[Stored data]
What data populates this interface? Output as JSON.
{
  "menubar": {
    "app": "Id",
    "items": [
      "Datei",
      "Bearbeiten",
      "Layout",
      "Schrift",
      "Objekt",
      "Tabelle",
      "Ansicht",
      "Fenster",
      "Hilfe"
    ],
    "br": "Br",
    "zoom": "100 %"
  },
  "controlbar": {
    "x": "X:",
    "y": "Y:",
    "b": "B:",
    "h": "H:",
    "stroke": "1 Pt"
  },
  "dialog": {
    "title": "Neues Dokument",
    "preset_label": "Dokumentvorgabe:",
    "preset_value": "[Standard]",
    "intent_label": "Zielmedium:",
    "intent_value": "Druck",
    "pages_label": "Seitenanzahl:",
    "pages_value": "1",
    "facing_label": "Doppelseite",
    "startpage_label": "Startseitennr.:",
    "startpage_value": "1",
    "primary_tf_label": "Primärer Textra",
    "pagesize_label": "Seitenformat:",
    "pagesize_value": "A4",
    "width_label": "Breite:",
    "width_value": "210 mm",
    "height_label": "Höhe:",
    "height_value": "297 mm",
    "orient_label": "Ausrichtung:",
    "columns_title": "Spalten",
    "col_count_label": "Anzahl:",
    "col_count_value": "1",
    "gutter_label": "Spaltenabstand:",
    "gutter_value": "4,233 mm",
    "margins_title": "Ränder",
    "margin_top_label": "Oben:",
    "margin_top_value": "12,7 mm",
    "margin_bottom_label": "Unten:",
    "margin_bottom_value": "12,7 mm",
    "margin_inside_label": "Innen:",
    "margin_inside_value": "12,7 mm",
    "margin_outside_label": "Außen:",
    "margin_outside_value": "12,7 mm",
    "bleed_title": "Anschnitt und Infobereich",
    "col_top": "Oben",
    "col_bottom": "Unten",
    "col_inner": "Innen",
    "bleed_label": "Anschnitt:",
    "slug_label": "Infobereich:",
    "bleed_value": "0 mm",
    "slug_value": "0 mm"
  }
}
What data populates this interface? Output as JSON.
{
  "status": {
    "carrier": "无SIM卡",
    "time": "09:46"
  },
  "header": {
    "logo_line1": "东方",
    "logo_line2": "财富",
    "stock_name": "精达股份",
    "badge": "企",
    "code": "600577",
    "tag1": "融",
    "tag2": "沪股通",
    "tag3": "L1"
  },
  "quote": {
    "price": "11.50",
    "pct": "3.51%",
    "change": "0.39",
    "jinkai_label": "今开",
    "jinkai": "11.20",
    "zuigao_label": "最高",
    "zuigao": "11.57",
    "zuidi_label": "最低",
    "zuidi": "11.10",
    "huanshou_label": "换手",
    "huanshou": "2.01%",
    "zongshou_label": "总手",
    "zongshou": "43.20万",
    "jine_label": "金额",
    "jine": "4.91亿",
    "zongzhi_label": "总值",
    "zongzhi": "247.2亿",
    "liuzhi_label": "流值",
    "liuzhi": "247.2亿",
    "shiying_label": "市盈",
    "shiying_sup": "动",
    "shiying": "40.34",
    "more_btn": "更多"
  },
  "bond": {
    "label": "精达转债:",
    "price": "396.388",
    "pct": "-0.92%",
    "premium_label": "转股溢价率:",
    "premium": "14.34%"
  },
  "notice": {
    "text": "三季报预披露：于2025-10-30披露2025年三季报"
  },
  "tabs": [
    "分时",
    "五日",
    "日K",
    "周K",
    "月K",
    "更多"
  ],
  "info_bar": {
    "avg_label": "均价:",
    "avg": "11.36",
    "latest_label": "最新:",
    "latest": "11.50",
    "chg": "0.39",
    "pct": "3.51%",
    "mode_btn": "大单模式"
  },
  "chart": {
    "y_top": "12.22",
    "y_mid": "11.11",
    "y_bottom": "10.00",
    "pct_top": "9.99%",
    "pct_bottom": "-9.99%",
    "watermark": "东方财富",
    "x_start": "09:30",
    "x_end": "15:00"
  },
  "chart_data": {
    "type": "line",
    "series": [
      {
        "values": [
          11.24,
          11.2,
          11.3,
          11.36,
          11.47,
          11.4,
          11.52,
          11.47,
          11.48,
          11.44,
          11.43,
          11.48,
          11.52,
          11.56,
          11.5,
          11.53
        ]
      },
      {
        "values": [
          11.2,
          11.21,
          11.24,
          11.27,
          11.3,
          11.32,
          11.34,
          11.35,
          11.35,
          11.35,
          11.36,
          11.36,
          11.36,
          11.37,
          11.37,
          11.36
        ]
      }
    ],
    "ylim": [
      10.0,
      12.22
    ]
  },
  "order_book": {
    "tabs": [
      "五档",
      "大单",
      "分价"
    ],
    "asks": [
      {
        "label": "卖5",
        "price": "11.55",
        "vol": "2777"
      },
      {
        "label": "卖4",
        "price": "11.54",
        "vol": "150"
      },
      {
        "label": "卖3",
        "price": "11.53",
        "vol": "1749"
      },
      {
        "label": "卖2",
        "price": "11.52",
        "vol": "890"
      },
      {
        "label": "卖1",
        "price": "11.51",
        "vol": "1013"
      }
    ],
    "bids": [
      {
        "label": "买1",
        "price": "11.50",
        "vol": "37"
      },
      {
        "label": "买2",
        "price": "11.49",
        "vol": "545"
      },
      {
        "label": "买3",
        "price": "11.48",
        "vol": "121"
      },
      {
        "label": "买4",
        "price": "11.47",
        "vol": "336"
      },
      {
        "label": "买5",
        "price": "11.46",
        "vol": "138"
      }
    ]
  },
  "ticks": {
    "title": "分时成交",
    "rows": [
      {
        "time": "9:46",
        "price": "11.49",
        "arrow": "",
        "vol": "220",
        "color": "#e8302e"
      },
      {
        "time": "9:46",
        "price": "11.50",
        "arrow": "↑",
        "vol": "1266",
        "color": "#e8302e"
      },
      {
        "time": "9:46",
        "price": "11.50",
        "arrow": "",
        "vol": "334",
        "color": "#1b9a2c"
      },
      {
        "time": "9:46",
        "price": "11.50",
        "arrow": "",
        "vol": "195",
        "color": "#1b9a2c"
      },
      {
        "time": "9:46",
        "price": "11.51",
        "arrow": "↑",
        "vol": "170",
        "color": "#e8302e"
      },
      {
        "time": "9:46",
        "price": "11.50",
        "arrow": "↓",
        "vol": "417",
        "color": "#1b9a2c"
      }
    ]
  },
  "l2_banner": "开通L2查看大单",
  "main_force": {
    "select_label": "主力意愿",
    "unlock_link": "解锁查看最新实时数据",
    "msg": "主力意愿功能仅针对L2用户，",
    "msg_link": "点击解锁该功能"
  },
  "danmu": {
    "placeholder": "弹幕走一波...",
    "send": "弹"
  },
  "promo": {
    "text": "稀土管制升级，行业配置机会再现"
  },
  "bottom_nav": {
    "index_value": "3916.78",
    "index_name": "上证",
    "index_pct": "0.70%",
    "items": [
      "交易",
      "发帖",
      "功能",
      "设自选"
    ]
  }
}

_AIM_
The records above must be repeated exactly, every one of them.

_EXERCISE OUTPUT_
What data populates this interface? Output as JSON.
{
  "menubar": {
    "app": "Id",
    "items": [
      "Datei",
      "Bearbeiten",
      "Layout",
      "Schrift",
      "Objekt",
      "Tabelle",
      "Ansicht",
      "Fenster",
      "Hilfe"
    ],
    "br": "Br",
    "zoom": "100 %"
  },
  "controlbar": {
    "x": "X:",
    "y": "Y:",
    "b": "B:",
    "h": "H:",
    "stroke": "1 Pt"
  },
  "dialog": {
    "title": "Neues Dokument",
    "preset_label": "Dokumentvorgabe:",
    "preset_value": "[Standard]",
    "intent_label": "Zielmedium:",
    "intent_value": "Druck",
    "pages_label": "Seitenanzahl:",
    "pages_value": "1",
    "facing_label": "Doppelseite",
    "startpage_label": "Startseitennr.:",
    "startpage_value": "1",
    "primary_tf_label": "Primärer Textra",
    "pagesize_label": "Seitenformat:",
    "pagesize_value": "A4",
    "width_label": "Breite:",
    "width_value": "210 mm",
    "height_label": "Höhe:",
    "height_value": "297 mm",
    "orient_label": "Ausrichtung:",
    "columns_title": "Spalten",
    "col_count_label": "Anzahl:",
    "col_count_value": "1",
    "gutter_label": "Spaltenabstand:",
    "gutter_value": "4,233 mm",
    "margins_title": "Ränder",
    "margin_top_label": "Oben:",
    "margin_top_value": "12,7 mm",
    "margin_bottom_label": "Unten:",
    "margin_bottom_value": "12,7 mm",
    "margin_inside_label": "Innen:",
    "margin_inside_value": "12,7 mm",
    "margin_outside_label": "Außen:",
    "margin_outside_value": "12,7 mm",
    "bleed_title": "Anschnitt und Infobereich",
    "col_top": "Oben",
    "col_bottom": "Unten",
    "col_inner": "Innen",
    "bleed_label": "Anschnitt:",
    "slug_label": "Infobereich:",
    "bleed_value": "0 mm",
    "slug_value": "0 mm"
  }
}
What data populates this interface? Output as JSON.
{
  "status": {
    "carrier": "无SIM卡",
    "time": "09:46"
  },
  "header": {
    "logo_line1": "东方",
    "logo_line2": "财富",
    "stock_name": "精达股份",
    "badge": "企",
    "code": "600577",
    "tag1": "融",
    "tag2": "沪股通",
    "tag3": "L1"
  },
  "quote": {
    "price": "11.50",
    "pct": "3.51%",
    "change": "0.39",
    "jinkai_label": "今开",
    "jinkai": "11.20",
    "zuigao_label": "最高",
    "zuigao": "11.57",
    "zuidi_label": "最低",
    "zuidi": "11.10",
    "huanshou_label": "换手",
    "huanshou": "2.01%",
    "zongshou_label": "总手",
    "zongshou": "43.20万",
    "jine_label": "金额",
    "jine": "4.91亿",
    "zongzhi_label": "总值",
    "zongzhi": "247.2亿",
    "liuzhi_label": "流值",
    "liuzhi": "247.2亿",
    "shiying_label": "市盈",
    "shiying_sup": "动",
    "shiying": "40.34",
    "more_btn": "更多"
  },
  "bond": {
    "label": "精达转债:",
    "price": "396.388",
    "pct": "-0.92%",
    "premium_label": "转股溢价率:",
    "premium": "14.34%"
  },
  "notice": {
    "text": "三季报预披露：于2025-10-30披露2025年三季报"
  },
  "tabs": [
    "分时",
    "五日",
    "日K",
    "周K",
    "月K",
    "更多"
  ],
  "info_bar": {
    "avg_label": "均价:",
    "avg": "11.36",
    "latest_label": "最新:",
    "latest": "11.50",
    "chg": "0.39",
    "pct": "3.51%",
    "mode_btn": "大单模式"
  },
  "chart": {
    "y_top": "12.22",
    "y_mid": "11.11",
    "y_bottom": "10.00",
    "pct_top": "9.99%",
    "pct_bottom": "-9.99%",
    "watermark": "东方财富",
    "x_start": "09:30",
    "x_end": "15:00"
  },
  "chart_data": {
    "type": "line",
    "series": [
      {
        "values": [
          11.24,
          11.2,
          11.3,
          11.36,
          11.47,
          11.4,
          11.52,
          11.47,
          11.48,
          11.44,
          11.43,
          11.48,
          11.52,
          11.56,
          11.5,
          11.53
        ]
      },
      {
        "values": [
          11.2,
          11.21,
          11.24,
          11.27,
          11.3,
          11.32,
          11.34,
          11.35,
          11.35,
          11.35,
          11.36,
          11.36,
          11.36,
          11.37,
          11.37,
          11.36
        ]
      }
    ],
    "ylim": [
      10.0,
      12.22
    ]
  },
  "order_book": {
    "tabs": [
      "五档",
      "大单",
      "分价"
    ],
    "asks": [
      {
        "label": "卖5",
        "price": "11.55",
        "vol": "2777"
      },
      {
        "label": "卖4",
        "price": "11.54",
        "vol": "150"
      },
      {
        "label": "卖3",
        "price": "11.53",
        "vol": "1749"
      },
      {
        "label": "卖2",
        "price": "11.52",
        "vol": "890"
      },
      {
        "label": "卖1",
        "price": "11.51",
        "vol": "1013"
      }
    ],
    "bids": [
      {
        "label": "买1",
        "price": "11.50",
        "vol": "37"
      },
      {
        "label": "买2",
        "price": "11.49",
        "vol": "545"
      },
      {
        "label": "买3",
        "price": "11.48",
        "vol": "121"
      },
      {
        "label": "买4",
        "price": "11.47",
        "vol": "336"
      },
      {
        "label": "买5",
        "price": "11.46",
        "vol": "138"
      }
    ]
  },
  "ticks": {
    "title": "分时成交",
    "rows": [
      {
        "time": "9:46",
        "price": "11.49",
        "arrow": "",
        "vol": "220",
        "color": "#e8302e"
      },
      {
        "time": "9:46",
        "price": "11.50",
        "arrow": "↑",
        "vol": "1266",
        "color": "#e8302e"
      },
      {
        "time": "9:46",
        "price": "11.50",
        "arrow": "",
        "vol": "334",
        "color": "#1b9a2c"
      },
      {
        "time": "9:46",
        "price": "11.50",
        "arrow": "",
        "vol": "195",
        "color": "#1b9a2c"
      },
      {
        "time": "9:46",
        "price": "11.51",
        "arrow": "↑",
        "vol": "170",
        "color": "#e8302e"
      },
      {
        "time": "9:46",
        "price": "11.50",
        "arrow": "↓",
        "vol": "417",
        "color": "#1b9a2c"
      }
    ]
  },
  "l2_banner": "开通L2查看大单",
  "main_force": {
    "select_label": "主力意愿",
    "unlock_link": "解锁查看最新实时数据",
    "msg": "主力意愿功能仅针对L2用户，",
    "msg_link": "点击解锁该功能"
  },
  "danmu": {
    "placeholder": "弹幕走一波...",
    "send": "弹"
  },
  "promo": {
    "text": "稀土管制升级，行业配置机会再现"
  },
  "bottom_nav": {
    "index_value": "3916.78",
    "index_name": "上证",
    "index_pct": "0.70%",
    "items": [
      "交易",
      "发帖",
      "功能",
      "设自选"
    ]
  }
}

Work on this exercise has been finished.